>> BEGIN Dataset records

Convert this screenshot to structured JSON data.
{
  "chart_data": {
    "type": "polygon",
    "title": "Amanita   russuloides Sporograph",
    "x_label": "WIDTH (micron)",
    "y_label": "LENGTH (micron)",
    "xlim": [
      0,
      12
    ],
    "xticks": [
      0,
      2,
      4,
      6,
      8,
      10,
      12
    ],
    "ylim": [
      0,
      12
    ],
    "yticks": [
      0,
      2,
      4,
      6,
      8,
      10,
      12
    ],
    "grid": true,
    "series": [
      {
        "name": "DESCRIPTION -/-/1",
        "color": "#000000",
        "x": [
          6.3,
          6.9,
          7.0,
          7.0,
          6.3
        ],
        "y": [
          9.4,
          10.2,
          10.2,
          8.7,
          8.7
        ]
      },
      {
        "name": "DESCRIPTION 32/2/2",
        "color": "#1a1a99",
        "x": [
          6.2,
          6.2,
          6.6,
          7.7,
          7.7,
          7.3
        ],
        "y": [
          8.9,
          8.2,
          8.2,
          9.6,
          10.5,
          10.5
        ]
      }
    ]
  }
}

>> END Dataset records
>> BEGIN Dataset records

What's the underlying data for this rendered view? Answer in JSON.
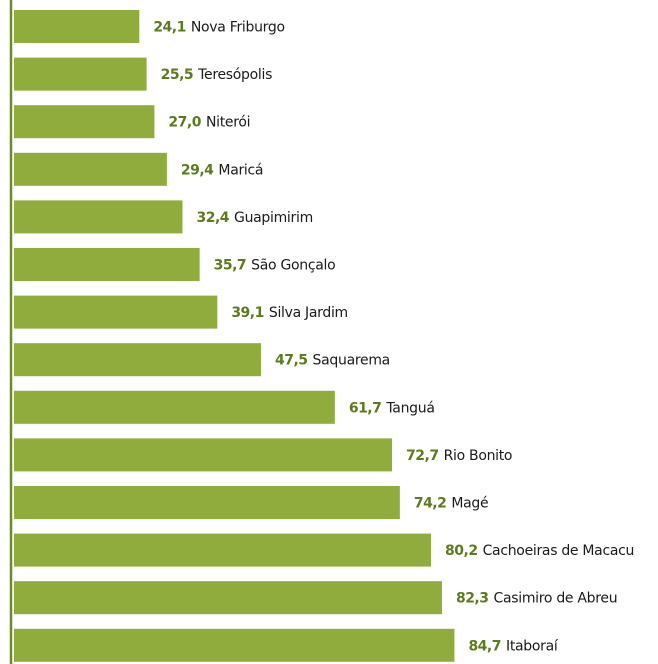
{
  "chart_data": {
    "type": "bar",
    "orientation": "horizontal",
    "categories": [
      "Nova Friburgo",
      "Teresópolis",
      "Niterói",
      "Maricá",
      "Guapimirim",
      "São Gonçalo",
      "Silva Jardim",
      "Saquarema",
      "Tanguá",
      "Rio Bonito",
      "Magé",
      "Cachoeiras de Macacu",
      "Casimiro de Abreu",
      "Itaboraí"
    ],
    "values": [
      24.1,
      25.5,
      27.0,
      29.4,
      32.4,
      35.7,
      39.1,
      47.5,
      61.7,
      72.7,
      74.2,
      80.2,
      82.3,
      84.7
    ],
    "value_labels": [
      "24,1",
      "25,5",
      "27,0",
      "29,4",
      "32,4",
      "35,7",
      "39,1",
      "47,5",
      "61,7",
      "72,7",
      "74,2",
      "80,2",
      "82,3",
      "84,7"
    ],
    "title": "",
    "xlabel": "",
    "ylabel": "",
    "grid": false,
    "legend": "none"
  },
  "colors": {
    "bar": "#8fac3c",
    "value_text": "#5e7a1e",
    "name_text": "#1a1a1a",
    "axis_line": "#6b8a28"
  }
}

>> END Dataset records

Give the count of lines that hold the word "this", with nothing added.

Result: 2